++++ Passage

Karen Kumar, Partner at Hicksons Lawyers, explains what your requirements are if you discover a data breach following the launch of the Notifiable Data Breaches Scheme.
Read this article to:
- Understand what the Notifiable Data Breaches Scheme is about
- Learn how to manage and report a data breach
- Discover resources to help you with the requirements of the scheme
In February 2017, Federal Parliament passed the Privacy Amendment (Notifiable Data Breaches) Act 2017, and a year later – in February 2018 – the Notifiable Data Breaches Scheme (NDBS) came into effect. This means that health service providers regulated by the Privacy Act 1988 are now required to notify the Privacy Commissioner and affected individuals of an eligible data breach.
Who does the NDBS apply to?
Dental practitioners, as individuals and practices, are obligated under the Privacy Act to secure personal, health and sensitive information, and are therefore required to comply with the NDBS.
What is a data breach?
A data breach occurs if there has been unauthorised access to, or unauthorised disclosure of, personal information about one or more individuals (the affected individuals), or if such information is lost in circumstances that are likely to give rise to unauthorised access or unauthorised disclosure.
Which data breaches are required to be notified?
A data breach is an eligible data breach (and therefore a breach that must be reported) if a reasonable person would conclude that there is a likely risk of serious harm to any of the affected individuals as a result of the unauthorised access or unauthorised disclosure.
Serious harm includes:
There is a likely risk of serious harm if a reasonable person would be satisfied that the risk of serious harm occurring is more probable than not. In deciding whether this is the case, you are required to have regard to a list of “relevant matters” included in the Act.
If you suspect that an eligible data breach has occurred, you must undertake an assessment of the relevant circumstances. You are required to notify the Office of the Australian Information Commissioner (OAIC) and affected individuals as soon as practicable after becoming aware that there are reasonable grounds to believe there has been an eligible data breach.

++++++++

Exercise directions —
Continue the article on the Notifiable Data Breaches Scheme, starting right after its last sentence.

++++ Record excerpts

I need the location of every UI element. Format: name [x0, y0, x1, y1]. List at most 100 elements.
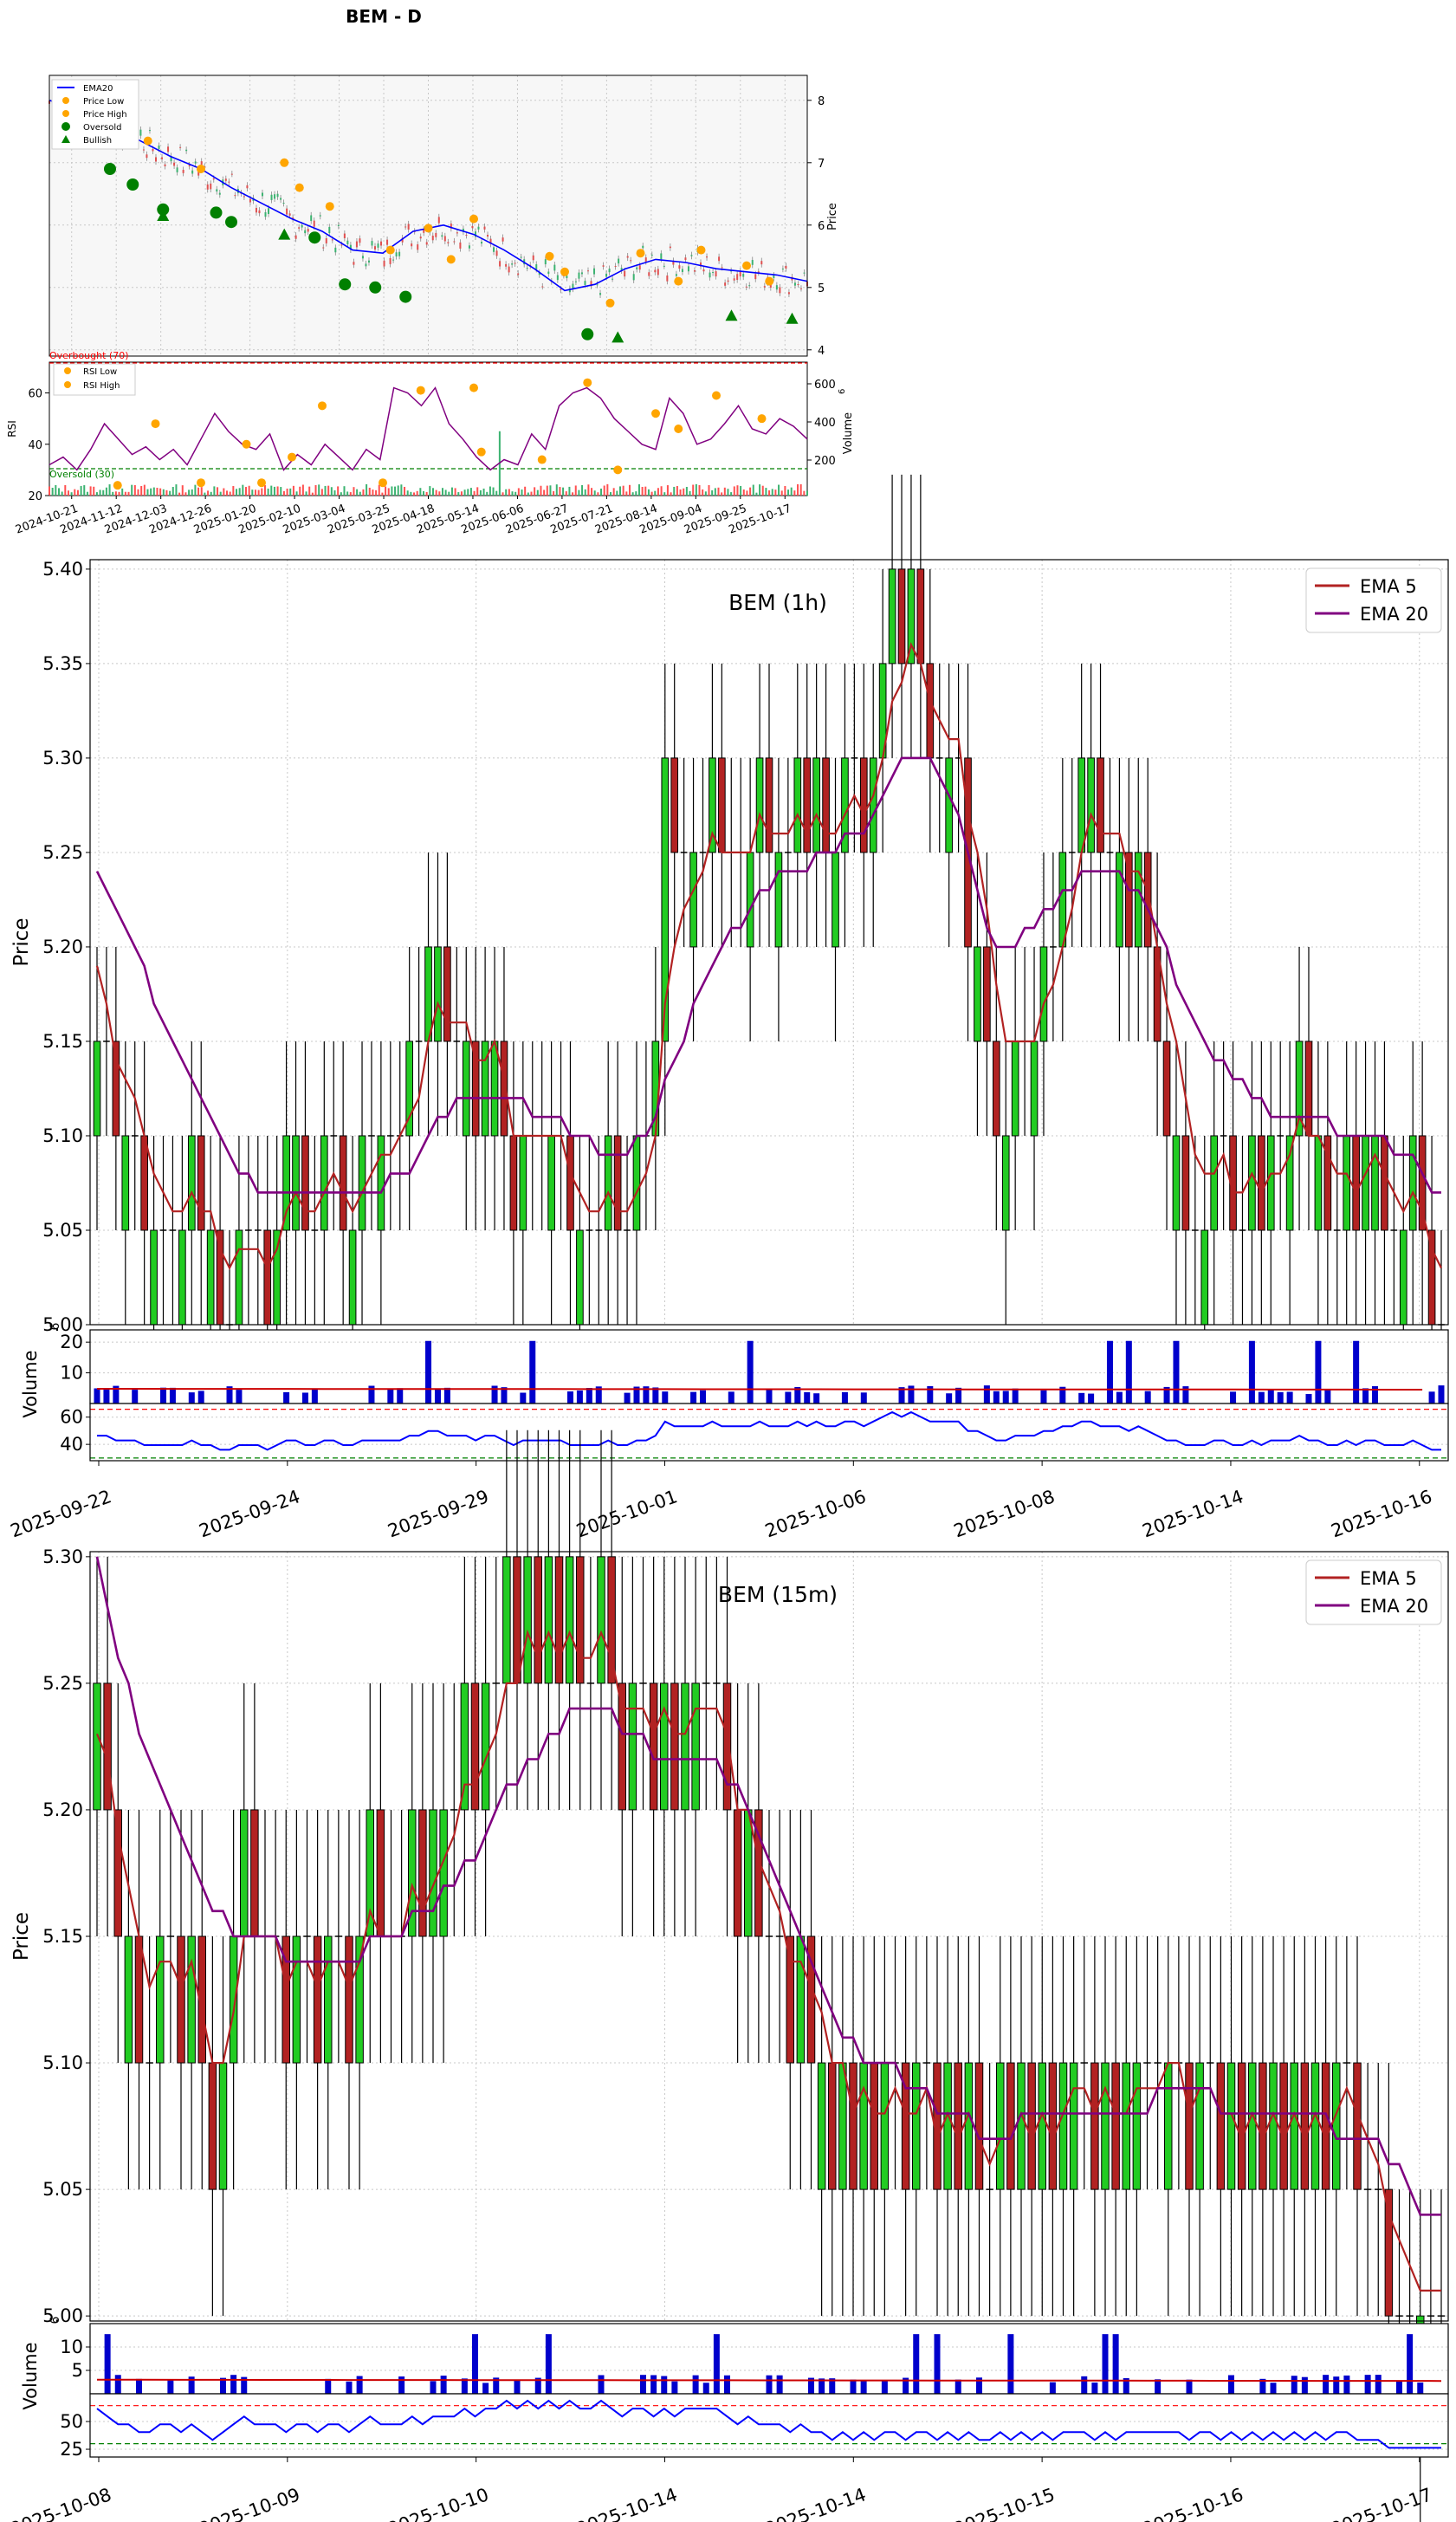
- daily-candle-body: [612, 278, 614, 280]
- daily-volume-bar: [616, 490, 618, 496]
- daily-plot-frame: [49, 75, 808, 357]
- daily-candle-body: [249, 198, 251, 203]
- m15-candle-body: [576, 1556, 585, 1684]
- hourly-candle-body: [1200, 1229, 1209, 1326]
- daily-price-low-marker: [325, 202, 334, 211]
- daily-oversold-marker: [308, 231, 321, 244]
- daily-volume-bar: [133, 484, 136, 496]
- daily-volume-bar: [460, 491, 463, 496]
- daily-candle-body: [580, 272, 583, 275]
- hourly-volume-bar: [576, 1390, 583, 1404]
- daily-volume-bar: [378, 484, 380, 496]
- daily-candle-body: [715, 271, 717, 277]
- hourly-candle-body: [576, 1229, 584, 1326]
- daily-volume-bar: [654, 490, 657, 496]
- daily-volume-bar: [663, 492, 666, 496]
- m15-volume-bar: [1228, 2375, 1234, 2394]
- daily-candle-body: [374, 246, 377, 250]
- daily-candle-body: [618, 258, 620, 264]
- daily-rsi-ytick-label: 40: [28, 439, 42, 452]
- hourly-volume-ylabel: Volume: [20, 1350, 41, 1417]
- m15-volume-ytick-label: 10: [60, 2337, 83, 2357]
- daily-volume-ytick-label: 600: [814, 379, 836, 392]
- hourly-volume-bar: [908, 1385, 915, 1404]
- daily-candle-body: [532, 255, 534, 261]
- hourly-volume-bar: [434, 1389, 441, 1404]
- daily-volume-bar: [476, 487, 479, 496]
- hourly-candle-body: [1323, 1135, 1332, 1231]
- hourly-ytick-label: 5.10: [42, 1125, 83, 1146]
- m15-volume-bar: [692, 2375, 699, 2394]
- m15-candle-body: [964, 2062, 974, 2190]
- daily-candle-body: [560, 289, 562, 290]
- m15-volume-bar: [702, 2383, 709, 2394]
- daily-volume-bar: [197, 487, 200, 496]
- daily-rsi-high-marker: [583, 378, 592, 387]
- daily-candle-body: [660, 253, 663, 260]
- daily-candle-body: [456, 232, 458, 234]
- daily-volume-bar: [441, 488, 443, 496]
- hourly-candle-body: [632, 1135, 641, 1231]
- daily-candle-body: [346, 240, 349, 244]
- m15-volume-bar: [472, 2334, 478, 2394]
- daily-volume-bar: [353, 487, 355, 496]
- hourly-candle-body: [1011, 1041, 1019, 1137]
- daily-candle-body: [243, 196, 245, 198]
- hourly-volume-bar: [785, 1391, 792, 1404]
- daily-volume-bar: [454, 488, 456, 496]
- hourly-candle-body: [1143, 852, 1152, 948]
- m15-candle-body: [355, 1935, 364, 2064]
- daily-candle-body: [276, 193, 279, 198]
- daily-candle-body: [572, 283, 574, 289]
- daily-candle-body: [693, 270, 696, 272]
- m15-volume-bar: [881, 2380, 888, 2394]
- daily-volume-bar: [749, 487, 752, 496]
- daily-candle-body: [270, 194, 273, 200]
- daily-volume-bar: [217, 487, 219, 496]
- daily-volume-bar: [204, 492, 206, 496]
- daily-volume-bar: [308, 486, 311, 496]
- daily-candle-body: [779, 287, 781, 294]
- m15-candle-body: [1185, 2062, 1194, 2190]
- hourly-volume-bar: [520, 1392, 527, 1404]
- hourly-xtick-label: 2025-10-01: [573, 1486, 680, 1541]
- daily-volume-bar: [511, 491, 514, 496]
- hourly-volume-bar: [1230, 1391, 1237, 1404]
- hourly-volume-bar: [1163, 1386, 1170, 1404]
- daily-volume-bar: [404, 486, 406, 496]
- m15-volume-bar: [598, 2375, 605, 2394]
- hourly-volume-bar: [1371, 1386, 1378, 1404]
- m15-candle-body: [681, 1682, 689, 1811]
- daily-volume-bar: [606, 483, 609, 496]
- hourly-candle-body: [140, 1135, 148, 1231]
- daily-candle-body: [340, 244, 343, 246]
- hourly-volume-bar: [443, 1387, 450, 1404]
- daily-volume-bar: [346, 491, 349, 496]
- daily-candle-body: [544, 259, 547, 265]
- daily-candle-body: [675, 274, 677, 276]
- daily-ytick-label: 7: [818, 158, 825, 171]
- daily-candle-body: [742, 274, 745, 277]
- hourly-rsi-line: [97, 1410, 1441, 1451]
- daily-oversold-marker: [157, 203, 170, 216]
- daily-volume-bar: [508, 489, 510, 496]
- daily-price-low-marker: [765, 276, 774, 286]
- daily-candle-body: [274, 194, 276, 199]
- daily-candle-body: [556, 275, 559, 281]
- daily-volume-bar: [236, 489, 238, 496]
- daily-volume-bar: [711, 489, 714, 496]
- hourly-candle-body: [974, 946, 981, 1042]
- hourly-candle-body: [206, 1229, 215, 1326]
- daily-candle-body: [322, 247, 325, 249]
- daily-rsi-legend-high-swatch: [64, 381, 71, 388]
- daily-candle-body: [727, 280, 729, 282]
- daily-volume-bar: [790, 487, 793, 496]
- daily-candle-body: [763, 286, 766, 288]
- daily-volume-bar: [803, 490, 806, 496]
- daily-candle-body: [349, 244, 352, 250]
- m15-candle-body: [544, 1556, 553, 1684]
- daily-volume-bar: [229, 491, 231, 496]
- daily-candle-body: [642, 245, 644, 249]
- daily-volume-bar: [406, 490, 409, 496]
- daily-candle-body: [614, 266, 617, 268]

++++++++

Exercise output —
These assessments are required to be undertaken and completed within 30 calendar days. While this is the maximum time, the OAIC encourages assessments to be completed as quickly as possible.
The OIAC states that at any time, including during an assessment, you can, and should, take steps to reduce any potential harm to individuals caused by a suspected or eligible data breach. If remedial action is successful in preventing serious harm to affected individuals, notification is not required.
There is an important exception to the notification requirement. If there is a data breach but you take action, and as a result of the action:
- there is no unauthorised access to, or unauthorised disclosure of, the information
- there is no serious harm to affected individuals, and as a result of the remedial action, a reasonable person would conclude that the breach is not likely to result in serious harm
then the breach will not be an eligible data breach.
How to notify if an eligible data breach has occurred?
The notification to affected individuals and the OAIC must include the following information:
- the identity and contact details of the organisation
- a description of the data breach
- the kinds of information concerned
- recommendations about the steps individuals should take in response to the data breach.
A form to notify the breach can be accessed at https://forms.business.gov.au/smartforms/landing.htm?formCode=OAIC-NDB
When notifying affected individuals, however, you have a discretion to notify either each affected individual or, if not all affected individuals are deemed to be “at risk” from an eligible data breach, only those affected individuals who are deemed to be at risk.
Results of a failure to comply
Failure to comply with the requirements means the Privacy Commissioner has the power to:
- conduct investigations
- make determinations
- seek enforceable undertakings
- pursue civil penalties for serious or repeated interferences with privacy.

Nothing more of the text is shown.